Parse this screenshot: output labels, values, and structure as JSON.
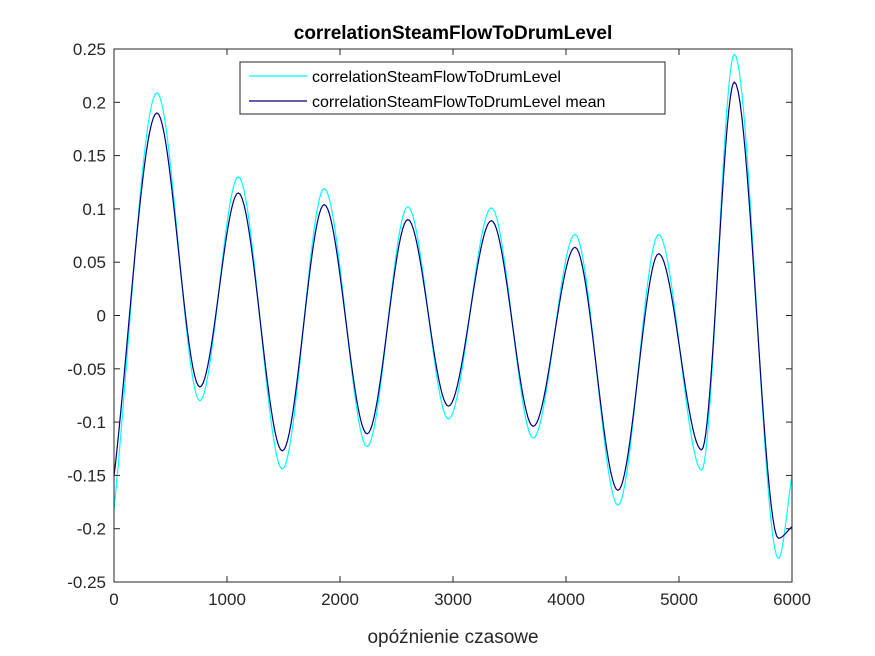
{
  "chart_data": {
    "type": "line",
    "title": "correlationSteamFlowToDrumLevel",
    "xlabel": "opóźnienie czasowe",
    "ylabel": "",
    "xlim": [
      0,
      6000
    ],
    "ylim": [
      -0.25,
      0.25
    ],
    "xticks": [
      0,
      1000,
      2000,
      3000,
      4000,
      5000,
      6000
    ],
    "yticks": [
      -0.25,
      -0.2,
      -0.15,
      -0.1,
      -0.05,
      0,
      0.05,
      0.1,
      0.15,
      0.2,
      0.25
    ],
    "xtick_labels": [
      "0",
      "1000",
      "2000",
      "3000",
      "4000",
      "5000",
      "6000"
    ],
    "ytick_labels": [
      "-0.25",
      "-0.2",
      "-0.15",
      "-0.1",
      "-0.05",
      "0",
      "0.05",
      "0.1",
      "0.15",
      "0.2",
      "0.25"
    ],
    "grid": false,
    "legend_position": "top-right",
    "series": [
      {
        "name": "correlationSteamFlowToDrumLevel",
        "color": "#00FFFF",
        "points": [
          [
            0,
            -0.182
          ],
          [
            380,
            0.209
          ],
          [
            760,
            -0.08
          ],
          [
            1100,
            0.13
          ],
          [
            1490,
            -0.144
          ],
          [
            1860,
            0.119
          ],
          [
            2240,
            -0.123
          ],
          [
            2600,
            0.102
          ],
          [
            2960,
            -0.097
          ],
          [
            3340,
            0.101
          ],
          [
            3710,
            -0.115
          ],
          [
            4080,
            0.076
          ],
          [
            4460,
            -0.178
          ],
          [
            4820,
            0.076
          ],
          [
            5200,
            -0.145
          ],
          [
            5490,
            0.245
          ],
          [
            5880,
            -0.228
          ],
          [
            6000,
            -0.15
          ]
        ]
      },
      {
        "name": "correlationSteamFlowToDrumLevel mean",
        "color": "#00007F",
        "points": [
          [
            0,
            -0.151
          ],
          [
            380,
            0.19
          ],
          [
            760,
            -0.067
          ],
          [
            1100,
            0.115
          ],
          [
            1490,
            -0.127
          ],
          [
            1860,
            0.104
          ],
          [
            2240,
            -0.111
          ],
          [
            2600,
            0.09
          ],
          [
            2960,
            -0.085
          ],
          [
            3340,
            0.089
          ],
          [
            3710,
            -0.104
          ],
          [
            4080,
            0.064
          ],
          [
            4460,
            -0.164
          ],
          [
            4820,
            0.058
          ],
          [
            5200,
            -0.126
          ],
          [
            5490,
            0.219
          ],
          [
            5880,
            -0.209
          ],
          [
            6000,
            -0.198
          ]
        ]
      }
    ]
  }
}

- - -

- [What is expected] In your copy of the listing above, reproduce each line exactly and omit all pictures.

- [Complete output]
Parse this screenshot: output labels, values, and structure as JSON.
{
  "chart_data": {
    "type": "line",
    "title": "correlationSteamFlowToDrumLevel",
    "xlabel": "opóźnienie czasowe",
    "ylabel": "",
    "xlim": [
      0,
      6000
    ],
    "ylim": [
      -0.25,
      0.25
    ],
    "xticks": [
      0,
      1000,
      2000,
      3000,
      4000,
      5000,
      6000
    ],
    "yticks": [
      -0.25,
      -0.2,
      -0.15,
      -0.1,
      -0.05,
      0,
      0.05,
      0.1,
      0.15,
      0.2,
      0.25
    ],
    "xtick_labels": [
      "0",
      "1000",
      "2000",
      "3000",
      "4000",
      "5000",
      "6000"
    ],
    "ytick_labels": [
      "-0.25",
      "-0.2",
      "-0.15",
      "-0.1",
      "-0.05",
      "0",
      "0.05",
      "0.1",
      "0.15",
      "0.2",
      "0.25"
    ],
    "grid": false,
    "legend_position": "top-right",
    "series": [
      {
        "name": "correlationSteamFlowToDrumLevel",
        "color": "#00FFFF",
        "points": [
          [
            0,
            -0.182
          ],
          [
            380,
            0.209
          ],
          [
            760,
            -0.08
          ],
          [
            1100,
            0.13
          ],
          [
            1490,
            -0.144
          ],
          [
            1860,
            0.119
          ],
          [
            2240,
            -0.123
          ],
          [
            2600,
            0.102
          ],
          [
            2960,
            -0.097
          ],
          [
            3340,
            0.101
          ],
          [
            3710,
            -0.115
          ],
          [
            4080,
            0.076
          ],
          [
            4460,
            -0.178
          ],
          [
            4820,
            0.076
          ],
          [
            5200,
            -0.145
          ],
          [
            5490,
            0.245
          ],
          [
            5880,
            -0.228
          ],
          [
            6000,
            -0.15
          ]
        ]
      },
      {
        "name": "correlationSteamFlowToDrumLevel mean",
        "color": "#00007F",
        "points": [
          [
            0,
            -0.151
          ],
          [
            380,
            0.19
          ],
          [
            760,
            -0.067
          ],
          [
            1100,
            0.115
          ],
          [
            1490,
            -0.127
          ],
          [
            1860,
            0.104
          ],
          [
            2240,
            -0.111
          ],
          [
            2600,
            0.09
          ],
          [
            2960,
            -0.085
          ],
          [
            3340,
            0.089
          ],
          [
            3710,
            -0.104
          ],
          [
            4080,
            0.064
          ],
          [
            4460,
            -0.164
          ],
          [
            4820,
            0.058
          ],
          [
            5200,
            -0.126
          ],
          [
            5490,
            0.219
          ],
          [
            5880,
            -0.209
          ],
          [
            6000,
            -0.198
          ]
        ]
      }
    ]
  }
}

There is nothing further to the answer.